REQUEST ▸ Look for "name" in each line of the entries, and return the matching lines.

● ● ● ● ● ● ●

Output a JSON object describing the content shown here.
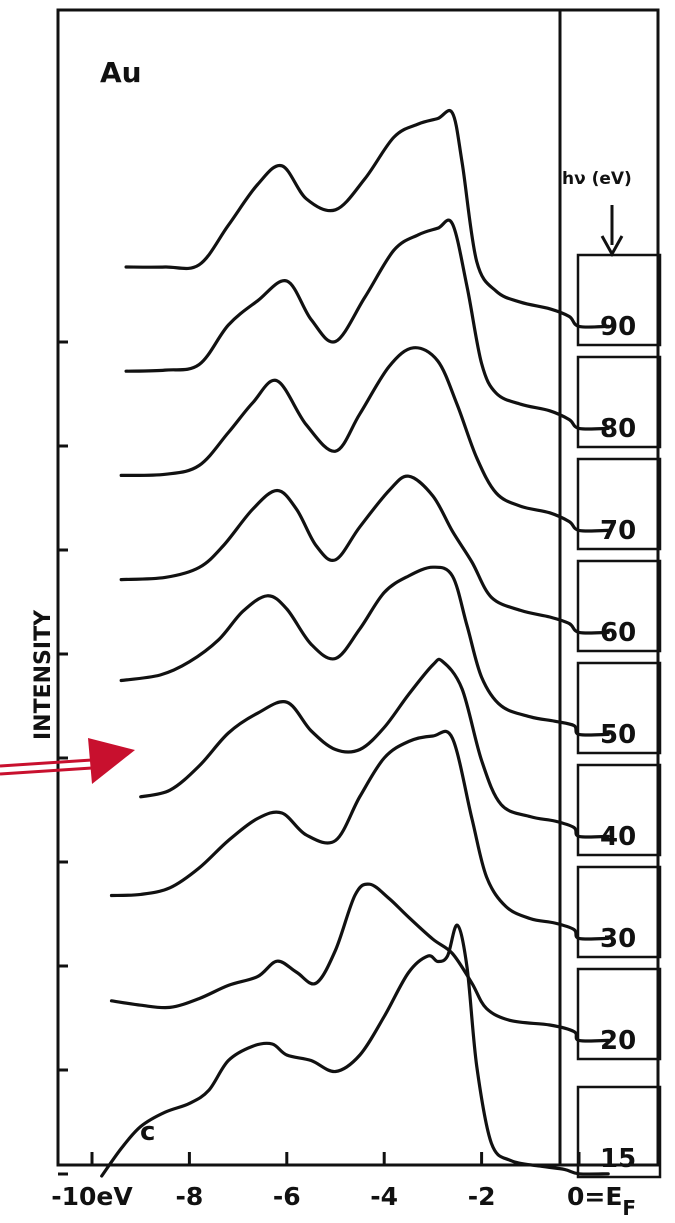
{
  "chart_data": {
    "type": "line",
    "title": "Au",
    "panel_label": "c",
    "xlabel": "",
    "ylabel": "INTENSITY",
    "x_unit": "eV",
    "xlim": [
      -10,
      0.6
    ],
    "x_ticks": [
      {
        "value": -10,
        "label": "-10eV"
      },
      {
        "value": -8,
        "label": "-8"
      },
      {
        "value": -6,
        "label": "-6"
      },
      {
        "value": -4,
        "label": "-4"
      },
      {
        "value": -2,
        "label": "-2"
      },
      {
        "value": 0,
        "label": "0=E"
      }
    ],
    "x_tick_subscript": "F",
    "photon_energy_header": "hν (eV)",
    "grid": false,
    "series": [
      {
        "name": "90",
        "points": [
          [
            -9.3,
            0.8
          ],
          [
            -8.5,
            0.8
          ],
          [
            -7.8,
            0.82
          ],
          [
            -7.2,
            1.18
          ],
          [
            -6.6,
            1.55
          ],
          [
            -6.1,
            1.72
          ],
          [
            -5.6,
            1.42
          ],
          [
            -5.0,
            1.32
          ],
          [
            -4.4,
            1.6
          ],
          [
            -3.8,
            1.98
          ],
          [
            -3.3,
            2.1
          ],
          [
            -2.9,
            2.15
          ],
          [
            -2.6,
            2.2
          ],
          [
            -2.4,
            1.75
          ],
          [
            -2.1,
            0.85
          ],
          [
            -1.7,
            0.58
          ],
          [
            -1.2,
            0.48
          ],
          [
            -0.6,
            0.42
          ],
          [
            -0.2,
            0.35
          ],
          [
            0.0,
            0.26
          ],
          [
            0.6,
            0.26
          ]
        ]
      },
      {
        "name": "80",
        "points": [
          [
            -9.3,
            0.78
          ],
          [
            -8.5,
            0.79
          ],
          [
            -7.8,
            0.84
          ],
          [
            -7.2,
            1.2
          ],
          [
            -6.6,
            1.42
          ],
          [
            -6.0,
            1.6
          ],
          [
            -5.5,
            1.25
          ],
          [
            -5.0,
            1.05
          ],
          [
            -4.4,
            1.45
          ],
          [
            -3.8,
            1.88
          ],
          [
            -3.3,
            2.02
          ],
          [
            -2.9,
            2.08
          ],
          [
            -2.6,
            2.12
          ],
          [
            -2.3,
            1.55
          ],
          [
            -2.0,
            0.85
          ],
          [
            -1.7,
            0.58
          ],
          [
            -1.2,
            0.48
          ],
          [
            -0.6,
            0.42
          ],
          [
            -0.2,
            0.34
          ],
          [
            0.0,
            0.26
          ],
          [
            0.6,
            0.26
          ]
        ]
      },
      {
        "name": "70",
        "points": [
          [
            -9.4,
            0.76
          ],
          [
            -8.5,
            0.77
          ],
          [
            -7.8,
            0.85
          ],
          [
            -7.2,
            1.15
          ],
          [
            -6.7,
            1.42
          ],
          [
            -6.2,
            1.62
          ],
          [
            -5.6,
            1.22
          ],
          [
            -5.0,
            0.98
          ],
          [
            -4.5,
            1.32
          ],
          [
            -3.9,
            1.75
          ],
          [
            -3.4,
            1.92
          ],
          [
            -2.9,
            1.8
          ],
          [
            -2.5,
            1.4
          ],
          [
            -2.1,
            0.92
          ],
          [
            -1.7,
            0.6
          ],
          [
            -1.2,
            0.48
          ],
          [
            -0.6,
            0.42
          ],
          [
            -0.2,
            0.34
          ],
          [
            0.0,
            0.26
          ],
          [
            0.6,
            0.26
          ]
        ]
      },
      {
        "name": "60",
        "points": [
          [
            -9.4,
            0.74
          ],
          [
            -8.5,
            0.76
          ],
          [
            -7.8,
            0.85
          ],
          [
            -7.3,
            1.05
          ],
          [
            -6.7,
            1.38
          ],
          [
            -6.2,
            1.55
          ],
          [
            -5.8,
            1.38
          ],
          [
            -5.4,
            1.05
          ],
          [
            -5.0,
            0.92
          ],
          [
            -4.5,
            1.22
          ],
          [
            -3.9,
            1.55
          ],
          [
            -3.5,
            1.68
          ],
          [
            -3.0,
            1.5
          ],
          [
            -2.6,
            1.18
          ],
          [
            -2.2,
            0.9
          ],
          [
            -1.8,
            0.58
          ],
          [
            -1.2,
            0.46
          ],
          [
            -0.6,
            0.4
          ],
          [
            -0.2,
            0.34
          ],
          [
            0.0,
            0.26
          ],
          [
            0.6,
            0.26
          ]
        ]
      },
      {
        "name": "50",
        "points": [
          [
            -9.4,
            0.75
          ],
          [
            -8.6,
            0.8
          ],
          [
            -8.0,
            0.92
          ],
          [
            -7.4,
            1.12
          ],
          [
            -6.9,
            1.38
          ],
          [
            -6.4,
            1.52
          ],
          [
            -6.0,
            1.4
          ],
          [
            -5.5,
            1.08
          ],
          [
            -5.0,
            0.95
          ],
          [
            -4.5,
            1.22
          ],
          [
            -4.0,
            1.55
          ],
          [
            -3.5,
            1.7
          ],
          [
            -3.0,
            1.78
          ],
          [
            -2.6,
            1.7
          ],
          [
            -2.3,
            1.25
          ],
          [
            -2.0,
            0.78
          ],
          [
            -1.6,
            0.52
          ],
          [
            -1.0,
            0.42
          ],
          [
            -0.5,
            0.38
          ],
          [
            -0.1,
            0.34
          ],
          [
            0.0,
            0.26
          ],
          [
            0.6,
            0.26
          ]
        ]
      },
      {
        "name": "40",
        "points": [
          [
            -9.0,
            0.62
          ],
          [
            -8.4,
            0.68
          ],
          [
            -7.8,
            0.9
          ],
          [
            -7.2,
            1.2
          ],
          [
            -6.6,
            1.38
          ],
          [
            -6.0,
            1.48
          ],
          [
            -5.5,
            1.22
          ],
          [
            -5.0,
            1.05
          ],
          [
            -4.5,
            1.05
          ],
          [
            -4.0,
            1.25
          ],
          [
            -3.5,
            1.55
          ],
          [
            -3.0,
            1.82
          ],
          [
            -2.8,
            1.85
          ],
          [
            -2.4,
            1.6
          ],
          [
            -2.0,
            0.95
          ],
          [
            -1.6,
            0.55
          ],
          [
            -1.0,
            0.44
          ],
          [
            -0.5,
            0.4
          ],
          [
            -0.1,
            0.34
          ],
          [
            0.0,
            0.26
          ],
          [
            0.6,
            0.26
          ]
        ]
      },
      {
        "name": "30",
        "points": [
          [
            -9.6,
            0.65
          ],
          [
            -9.0,
            0.66
          ],
          [
            -8.4,
            0.72
          ],
          [
            -7.8,
            0.9
          ],
          [
            -7.2,
            1.15
          ],
          [
            -6.6,
            1.35
          ],
          [
            -6.1,
            1.4
          ],
          [
            -5.6,
            1.2
          ],
          [
            -5.0,
            1.15
          ],
          [
            -4.5,
            1.55
          ],
          [
            -4.0,
            1.9
          ],
          [
            -3.5,
            2.05
          ],
          [
            -3.0,
            2.1
          ],
          [
            -2.6,
            2.08
          ],
          [
            -2.2,
            1.35
          ],
          [
            -1.9,
            0.82
          ],
          [
            -1.5,
            0.55
          ],
          [
            -1.0,
            0.44
          ],
          [
            -0.5,
            0.4
          ],
          [
            -0.1,
            0.34
          ],
          [
            0.0,
            0.26
          ],
          [
            0.6,
            0.26
          ]
        ]
      },
      {
        "name": "20",
        "points": [
          [
            -9.6,
            0.62
          ],
          [
            -9.0,
            0.58
          ],
          [
            -8.4,
            0.56
          ],
          [
            -7.8,
            0.64
          ],
          [
            -7.2,
            0.76
          ],
          [
            -6.6,
            0.84
          ],
          [
            -6.2,
            0.98
          ],
          [
            -5.8,
            0.88
          ],
          [
            -5.4,
            0.78
          ],
          [
            -5.0,
            1.08
          ],
          [
            -4.6,
            1.58
          ],
          [
            -4.3,
            1.68
          ],
          [
            -3.9,
            1.55
          ],
          [
            -3.5,
            1.38
          ],
          [
            -3.0,
            1.18
          ],
          [
            -2.6,
            1.05
          ],
          [
            -2.2,
            0.78
          ],
          [
            -1.9,
            0.55
          ],
          [
            -1.4,
            0.44
          ],
          [
            -0.6,
            0.4
          ],
          [
            -0.1,
            0.34
          ],
          [
            0.0,
            0.26
          ],
          [
            0.6,
            0.26
          ]
        ]
      },
      {
        "name": "15",
        "points": [
          [
            -9.8,
            0.1
          ],
          [
            -9.4,
            0.35
          ],
          [
            -9.0,
            0.55
          ],
          [
            -8.5,
            0.68
          ],
          [
            -8.0,
            0.76
          ],
          [
            -7.6,
            0.88
          ],
          [
            -7.2,
            1.15
          ],
          [
            -6.7,
            1.28
          ],
          [
            -6.3,
            1.3
          ],
          [
            -6.0,
            1.2
          ],
          [
            -5.5,
            1.15
          ],
          [
            -5.0,
            1.05
          ],
          [
            -4.5,
            1.2
          ],
          [
            -4.0,
            1.55
          ],
          [
            -3.5,
            1.95
          ],
          [
            -3.1,
            2.1
          ],
          [
            -2.9,
            2.05
          ],
          [
            -2.7,
            2.1
          ],
          [
            -2.5,
            2.38
          ],
          [
            -2.3,
            2.0
          ],
          [
            -2.1,
            1.1
          ],
          [
            -1.8,
            0.4
          ],
          [
            -1.4,
            0.24
          ],
          [
            -0.8,
            0.19
          ],
          [
            -0.3,
            0.16
          ],
          [
            0.0,
            0.12
          ],
          [
            0.6,
            0.12
          ]
        ]
      }
    ]
  }
}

● ● ● ● ● ● ●

CORRECT RESPONSE ▸
        "name": "90",
        "name": "80",
        "name": "70",
        "name": "60",
        "name": "50",
        "name": "40",
        "name": "30",
        "name": "20",
        "name": "15",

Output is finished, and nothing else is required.